Items listed in a dataset:

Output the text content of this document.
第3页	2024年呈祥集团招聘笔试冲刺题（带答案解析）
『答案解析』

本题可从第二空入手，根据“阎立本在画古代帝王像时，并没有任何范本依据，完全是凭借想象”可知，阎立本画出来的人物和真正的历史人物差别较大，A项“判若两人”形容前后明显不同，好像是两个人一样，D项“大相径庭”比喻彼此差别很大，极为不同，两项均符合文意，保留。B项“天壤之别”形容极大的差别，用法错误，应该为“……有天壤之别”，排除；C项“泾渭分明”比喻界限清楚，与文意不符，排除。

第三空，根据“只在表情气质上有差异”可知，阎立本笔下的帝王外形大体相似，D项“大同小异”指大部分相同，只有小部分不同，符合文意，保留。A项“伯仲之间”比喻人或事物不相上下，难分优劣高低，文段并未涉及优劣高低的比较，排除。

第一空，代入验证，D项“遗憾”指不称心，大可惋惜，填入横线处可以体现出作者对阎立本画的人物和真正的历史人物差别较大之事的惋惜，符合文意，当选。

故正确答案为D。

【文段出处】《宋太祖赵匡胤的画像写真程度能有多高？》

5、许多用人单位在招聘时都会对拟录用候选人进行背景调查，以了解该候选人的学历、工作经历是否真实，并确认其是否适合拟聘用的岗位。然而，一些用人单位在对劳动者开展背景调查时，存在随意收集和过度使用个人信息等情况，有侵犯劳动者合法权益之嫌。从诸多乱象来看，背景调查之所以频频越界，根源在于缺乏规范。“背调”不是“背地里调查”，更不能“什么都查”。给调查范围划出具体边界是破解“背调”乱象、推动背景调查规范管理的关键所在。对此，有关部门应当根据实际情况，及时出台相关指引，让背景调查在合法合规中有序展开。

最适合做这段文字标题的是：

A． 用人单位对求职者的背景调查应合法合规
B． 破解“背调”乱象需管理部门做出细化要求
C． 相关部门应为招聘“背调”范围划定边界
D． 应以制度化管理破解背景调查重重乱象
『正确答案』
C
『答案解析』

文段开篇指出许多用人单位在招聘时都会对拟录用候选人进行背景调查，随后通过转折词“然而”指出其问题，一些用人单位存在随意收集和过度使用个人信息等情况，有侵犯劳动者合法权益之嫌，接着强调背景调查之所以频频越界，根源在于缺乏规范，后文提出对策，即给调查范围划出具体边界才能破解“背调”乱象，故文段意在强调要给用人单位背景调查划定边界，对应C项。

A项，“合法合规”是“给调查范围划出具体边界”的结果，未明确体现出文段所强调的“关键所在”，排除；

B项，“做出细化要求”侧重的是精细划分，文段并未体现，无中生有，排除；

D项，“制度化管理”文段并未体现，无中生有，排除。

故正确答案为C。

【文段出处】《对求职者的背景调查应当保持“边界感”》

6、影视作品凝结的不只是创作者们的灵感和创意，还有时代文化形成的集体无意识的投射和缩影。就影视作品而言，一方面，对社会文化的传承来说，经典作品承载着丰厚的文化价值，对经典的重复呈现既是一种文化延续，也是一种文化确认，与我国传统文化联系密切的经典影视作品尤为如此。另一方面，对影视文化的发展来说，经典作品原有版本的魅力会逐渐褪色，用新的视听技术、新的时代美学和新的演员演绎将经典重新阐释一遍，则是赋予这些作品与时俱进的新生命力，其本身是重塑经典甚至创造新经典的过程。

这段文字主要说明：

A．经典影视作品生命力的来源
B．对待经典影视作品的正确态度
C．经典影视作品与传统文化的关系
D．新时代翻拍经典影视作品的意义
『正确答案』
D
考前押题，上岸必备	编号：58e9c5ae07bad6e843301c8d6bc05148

> Problem to work on: Faithfully copy every entry, leaving nothing out.

> Written solution:
Output the text content of this document.
第3页	2024年呈祥集团招聘笔试冲刺题（带答案解析）
『答案解析』

本题可从第二空入手，根据“阎立本在画古代帝王像时，并没有任何范本依据，完全是凭借想象”可知，阎立本画出来的人物和真正的历史人物差别较大，A项“判若两人”形容前后明显不同，好像是两个人一样，D项“大相径庭”比喻彼此差别很大，极为不同，两项均符合文意，保留。B项“天壤之别”形容极大的差别，用法错误，应该为“……有天壤之别”，排除；C项“泾渭分明”比喻界限清楚，与文意不符，排除。

第三空，根据“只在表情气质上有差异”可知，阎立本笔下的帝王外形大体相似，D项“大同小异”指大部分相同，只有小部分不同，符合文意，保留。A项“伯仲之间”比喻人或事物不相上下，难分优劣高低，文段并未涉及优劣高低的比较，排除。

第一空，代入验证，D项“遗憾”指不称心，大可惋惜，填入横线处可以体现出作者对阎立本画的人物和真正的历史人物差别较大之事的惋惜，符合文意，当选。

故正确答案为D。

【文段出处】《宋太祖赵匡胤的画像写真程度能有多高？》

5、许多用人单位在招聘时都会对拟录用候选人进行背景调查，以了解该候选人的学历、工作经历是否真实，并确认其是否适合拟聘用的岗位。然而，一些用人单位在对劳动者开展背景调查时，存在随意收集和过度使用个人信息等情况，有侵犯劳动者合法权益之嫌。从诸多乱象来看，背景调查之所以频频越界，根源在于缺乏规范。“背调”不是“背地里调查”，更不能“什么都查”。给调查范围划出具体边界是破解“背调”乱象、推动背景调查规范管理的关键所在。对此，有关部门应当根据实际情况，及时出台相关指引，让背景调查在合法合规中有序展开。

最适合做这段文字标题的是：

A． 用人单位对求职者的背景调查应合法合规
B． 破解“背调”乱象需管理部门做出细化要求
C． 相关部门应为招聘“背调”范围划定边界
D． 应以制度化管理破解背景调查重重乱象
『正确答案』
C
『答案解析』

文段开篇指出许多用人单位在招聘时都会对拟录用候选人进行背景调查，随后通过转折词“然而”指出其问题，一些用人单位存在随意收集和过度使用个人信息等情况，有侵犯劳动者合法权益之嫌，接着强调背景调查之所以频频越界，根源在于缺乏规范，后文提出对策，即给调查范围划出具体边界才能破解“背调”乱象，故文段意在强调要给用人单位背景调查划定边界，对应C项。

A项，“合法合规”是“给调查范围划出具体边界”的结果，未明确体现出文段所强调的“关键所在”，排除；

B项，“做出细化要求”侧重的是精细划分，文段并未体现，无中生有，排除；

D项，“制度化管理”文段并未体现，无中生有，排除。

故正确答案为C。

【文段出处】《对求职者的背景调查应当保持“边界感”》

6、影视作品凝结的不只是创作者们的灵感和创意，还有时代文化形成的集体无意识的投射和缩影。就影视作品而言，一方面，对社会文化的传承来说，经典作品承载着丰厚的文化价值，对经典的重复呈现既是一种文化延续，也是一种文化确认，与我国传统文化联系密切的经典影视作品尤为如此。另一方面，对影视文化的发展来说，经典作品原有版本的魅力会逐渐褪色，用新的视听技术、新的时代美学和新的演员演绎将经典重新阐释一遍，则是赋予这些作品与时俱进的新生命力，其本身是重塑经典甚至创造新经典的过程。

这段文字主要说明：

A．经典影视作品生命力的来源
B．对待经典影视作品的正确态度
C．经典影视作品与传统文化的关系
D．新时代翻拍经典影视作品的意义
『正确答案』
D
考前押题，上岸必备	编号：58e9c5ae07bad6e843301c8d6bc05148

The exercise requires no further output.